### [SHORT TASK]
Copy all lines below exactly as written. Leave pictures out.
+ + + + + + +
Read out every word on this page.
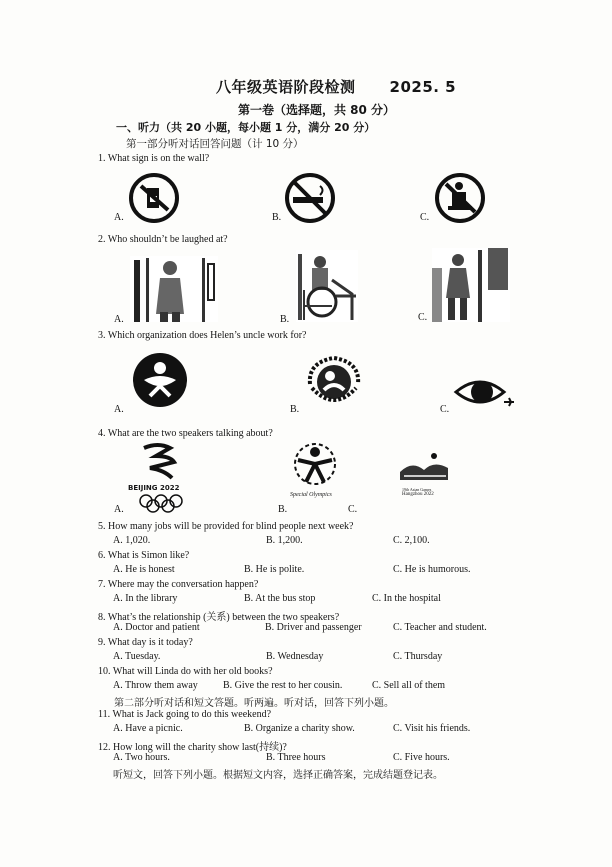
八年级英语阶段检测 2025. 5
第一卷（选择题，共 80 分）
一、听力（共 20 小题，每小题 1 分，满分 20 分）
第一部分听对话回答问题（计 10 分）
1. What sign is on the wall?
A.	B.	C.
2. Who shouldn’t be laughed at?
A.	B.	C.
3. Which organization does Helen’s uncle work for?
A.	B.	C.
4. What are the two speakers talking about?
BEIJING 2022
A.
Special Olympics
C.
B.
19th Asian Games
Hangzhou 2022
5. How many jobs will be provided for blind people next week?
A. 1,020.	B. 1,200.	C. 2,100.
6. What is Simon like?
A. He is honest	B. He is polite.	C. He is humorous.
7. Where may the conversation happen?
A. In the library	B. At the bus stop	C. In the hospital
8. What’s the relationship (关系) between the two speakers?
A. Doctor and patient	B. Driver and passenger	C. Teacher and student.
9. What day is it today?
A. Tuesday.	B. Wednesday	C. Thursday
10. What will Linda do with her old books?
A. Throw them away	B. Give the rest to her cousin.	C. Sell all of them
第二部分听对话和短文答题。听两遍。听对话，回答下列小题。
11. What is Jack going to do this weekend?
A. Have a picnic.	B. Organize a charity show.	C. Visit his friends.
12. How long will the charity show last(持续)?
A. Two hours.	B. Three hours	C. Five hours.
听短文，回答下列小题。根据短文内容，选择正确答案，完成结题登记表。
+ + + + + + +
### [TASK SOLUTION]
Read out every word on this page.
八年级英语阶段检测 2025. 5
第一卷（选择题，共 80 分）
一、听力（共 20 小题，每小题 1 分，满分 20 分）
第一部分听对话回答问题（计 10 分）
1. What sign is on the wall?
A.	B.	C.
2. Who shouldn’t be laughed at?
A.	B.	C.
3. Which organization does Helen’s uncle work for?
A.	B.	C.
4. What are the two speakers talking about?
BEIJING 2022
A.
Special Olympics
C.
B.
19th Asian Games
Hangzhou 2022
5. How many jobs will be provided for blind people next week?
A. 1,020.	B. 1,200.	C. 2,100.
6. What is Simon like?
A. He is honest	B. He is polite.	C. He is humorous.
7. Where may the conversation happen?
A. In the library	B. At the bus stop	C. In the hospital
8. What’s the relationship (关系) between the two speakers?
A. Doctor and patient	B. Driver and passenger	C. Teacher and student.
9. What day is it today?
A. Tuesday.	B. Wednesday	C. Thursday
10. What will Linda do with her old books?
A. Throw them away	B. Give the rest to her cousin.	C. Sell all of them
第二部分听对话和短文答题。听两遍。听对话，回答下列小题。
11. What is Jack going to do this weekend?
A. Have a picnic.	B. Organize a charity show.	C. Visit his friends.
12. How long will the charity show last(持续)?
A. Two hours.	B. Three hours	C. Five hours.
听短文，回答下列小题。根据短文内容，选择正确答案，完成结题登记表。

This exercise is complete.